▶ _GIVEN TASK_: Return all lines in the material below that contain "text".

[Records contained in a dataset]
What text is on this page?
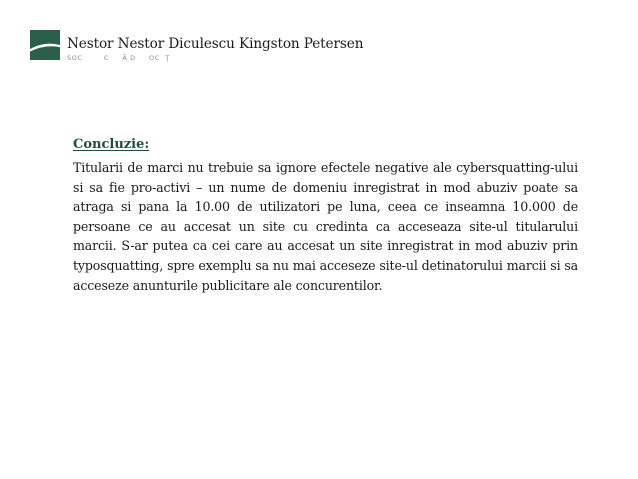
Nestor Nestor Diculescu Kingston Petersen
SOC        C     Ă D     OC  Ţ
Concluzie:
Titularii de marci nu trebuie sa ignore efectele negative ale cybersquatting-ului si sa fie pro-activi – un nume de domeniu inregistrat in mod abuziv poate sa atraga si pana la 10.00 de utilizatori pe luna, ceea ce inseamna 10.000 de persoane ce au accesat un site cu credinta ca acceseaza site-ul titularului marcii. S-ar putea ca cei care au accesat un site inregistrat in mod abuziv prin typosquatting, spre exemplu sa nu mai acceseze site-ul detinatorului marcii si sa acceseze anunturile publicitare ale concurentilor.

--

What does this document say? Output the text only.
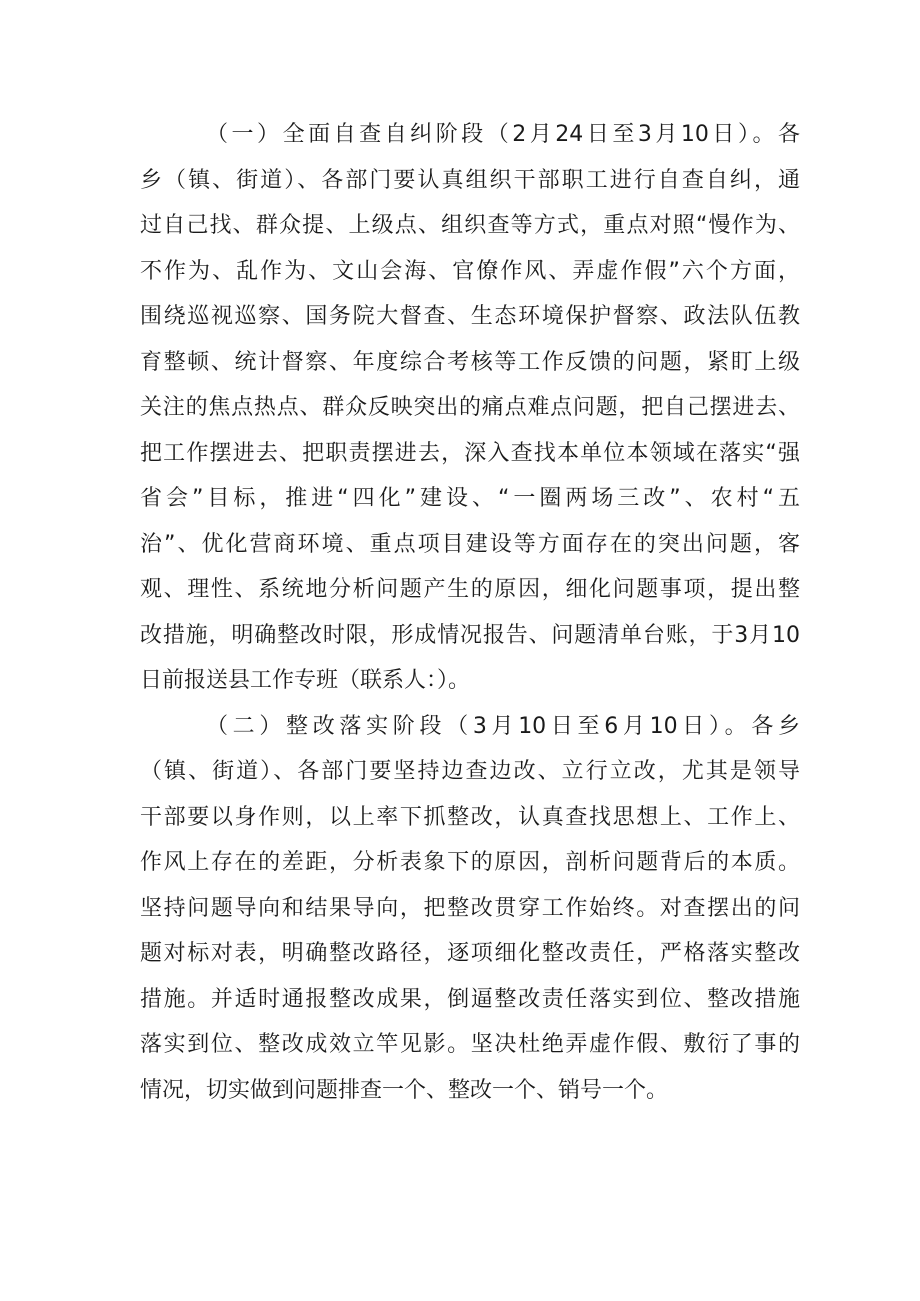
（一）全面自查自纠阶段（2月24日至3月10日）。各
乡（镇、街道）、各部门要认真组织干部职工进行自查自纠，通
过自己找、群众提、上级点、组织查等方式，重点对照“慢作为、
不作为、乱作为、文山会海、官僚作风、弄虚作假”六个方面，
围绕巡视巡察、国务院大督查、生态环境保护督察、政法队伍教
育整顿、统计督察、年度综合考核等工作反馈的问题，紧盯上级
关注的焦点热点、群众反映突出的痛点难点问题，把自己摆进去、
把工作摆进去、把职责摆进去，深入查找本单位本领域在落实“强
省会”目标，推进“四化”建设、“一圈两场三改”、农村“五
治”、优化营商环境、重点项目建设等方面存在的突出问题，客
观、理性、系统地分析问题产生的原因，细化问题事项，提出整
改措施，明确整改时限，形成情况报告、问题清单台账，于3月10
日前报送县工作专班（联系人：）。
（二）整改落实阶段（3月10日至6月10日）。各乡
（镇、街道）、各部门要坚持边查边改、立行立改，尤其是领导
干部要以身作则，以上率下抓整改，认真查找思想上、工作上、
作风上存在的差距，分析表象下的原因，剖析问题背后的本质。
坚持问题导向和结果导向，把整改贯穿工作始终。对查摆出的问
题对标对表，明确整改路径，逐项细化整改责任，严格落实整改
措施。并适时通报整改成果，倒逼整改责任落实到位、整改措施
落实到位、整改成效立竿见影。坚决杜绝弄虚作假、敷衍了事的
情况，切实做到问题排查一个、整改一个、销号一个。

* * *

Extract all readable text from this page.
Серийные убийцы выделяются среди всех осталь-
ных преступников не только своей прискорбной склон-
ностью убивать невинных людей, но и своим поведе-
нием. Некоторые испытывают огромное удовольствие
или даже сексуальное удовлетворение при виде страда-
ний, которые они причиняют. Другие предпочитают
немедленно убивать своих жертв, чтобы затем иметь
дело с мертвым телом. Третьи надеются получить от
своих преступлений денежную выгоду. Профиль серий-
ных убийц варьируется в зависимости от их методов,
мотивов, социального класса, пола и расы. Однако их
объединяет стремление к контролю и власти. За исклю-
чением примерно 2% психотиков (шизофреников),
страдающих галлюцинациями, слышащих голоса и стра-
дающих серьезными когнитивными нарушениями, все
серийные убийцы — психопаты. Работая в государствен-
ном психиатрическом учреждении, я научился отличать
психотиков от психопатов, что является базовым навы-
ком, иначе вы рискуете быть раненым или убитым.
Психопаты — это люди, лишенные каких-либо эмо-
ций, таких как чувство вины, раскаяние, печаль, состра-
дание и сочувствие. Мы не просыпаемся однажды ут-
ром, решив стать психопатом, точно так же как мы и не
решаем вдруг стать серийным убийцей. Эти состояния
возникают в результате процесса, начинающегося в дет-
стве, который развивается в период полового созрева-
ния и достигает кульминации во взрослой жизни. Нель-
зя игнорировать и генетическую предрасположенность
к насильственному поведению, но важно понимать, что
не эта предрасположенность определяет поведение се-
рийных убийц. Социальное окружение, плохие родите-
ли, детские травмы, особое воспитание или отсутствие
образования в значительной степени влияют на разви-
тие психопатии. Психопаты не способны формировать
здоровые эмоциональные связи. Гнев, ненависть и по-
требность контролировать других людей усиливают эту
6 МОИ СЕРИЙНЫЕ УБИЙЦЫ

▶ _WRITTEN RESPONSE_:
What text is on this page?
What does this document say? Output the text only.
Extract all readable text from this page.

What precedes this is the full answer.